▸ Task statement:
In the entries below, find every line holding the string "Oftast" and collect it.
=-=-=
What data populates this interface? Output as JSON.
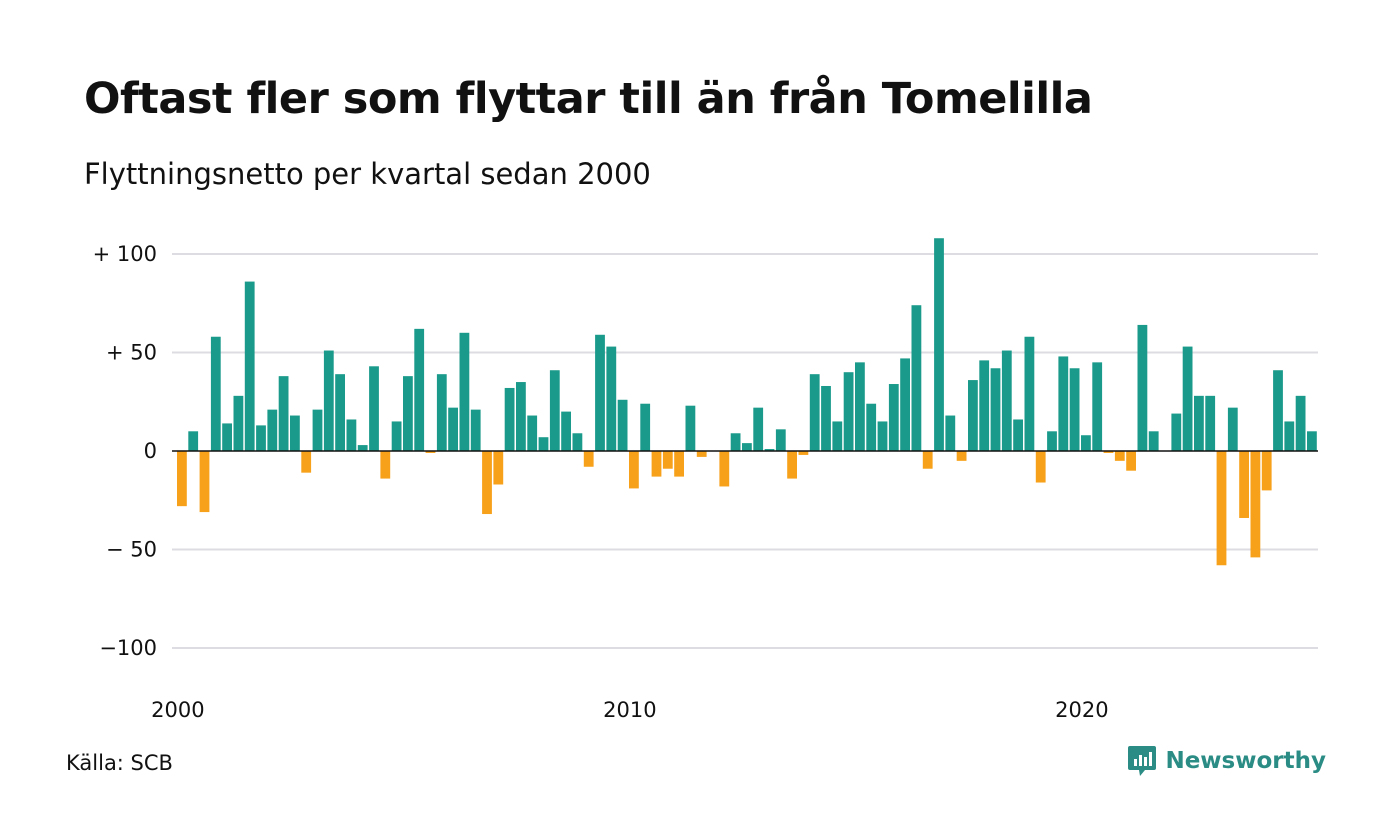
{
  "title": "Oftast fler som flyttar till än från Tomelilla",
  "subtitle": "Flyttningsnetto per kvartal sedan 2000",
  "source": "Källa: SCB",
  "brand": {
    "name": "Newsworthy",
    "icon": "newsworthy-logo-icon",
    "color": "#2a8c84"
  },
  "chart_data": {
    "type": "bar",
    "title": "Oftast fler som flyttar till än från Tomelilla",
    "subtitle": "Flyttningsnetto per kvartal sedan 2000",
    "xlabel": "",
    "ylabel": "",
    "x_start": "2000-Q1",
    "frequency": "quarterly",
    "xticks": [
      "2000",
      "2010",
      "2020"
    ],
    "yticks": [
      {
        "value": 100,
        "label": "+ 100"
      },
      {
        "value": 50,
        "label": "+  50"
      },
      {
        "value": 0,
        "label": "0"
      },
      {
        "value": -50,
        "label": "− 50"
      },
      {
        "value": -100,
        "label": "−100"
      }
    ],
    "ylim": [
      -110,
      110
    ],
    "grid": true,
    "colors": {
      "positive": "#1a9a8a",
      "negative": "#f7a11a"
    },
    "values": [
      -28,
      10,
      -31,
      58,
      14,
      28,
      86,
      13,
      21,
      38,
      18,
      -11,
      21,
      51,
      39,
      16,
      3,
      43,
      -14,
      15,
      38,
      62,
      -1,
      39,
      22,
      60,
      21,
      -32,
      -17,
      32,
      35,
      18,
      7,
      41,
      20,
      9,
      -8,
      59,
      53,
      26,
      -19,
      24,
      -13,
      -9,
      -13,
      23,
      -3,
      0,
      -18,
      9,
      4,
      22,
      1,
      11,
      -14,
      -2,
      39,
      33,
      15,
      40,
      45,
      24,
      15,
      34,
      47,
      74,
      -9,
      108,
      18,
      -5,
      36,
      46,
      42,
      51,
      16,
      58,
      -16,
      10,
      48,
      42,
      8,
      45,
      -1,
      -5,
      -10,
      64,
      10,
      0,
      19,
      53,
      28,
      28,
      -58,
      22,
      -34,
      -54,
      -20,
      41,
      15,
      28,
      10
    ]
  }
}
=-=-=
▸ Solution:
  "title": "Oftast fler som flyttar till än från Tomelilla",
    "title": "Oftast fler som flyttar till än från Tomelilla",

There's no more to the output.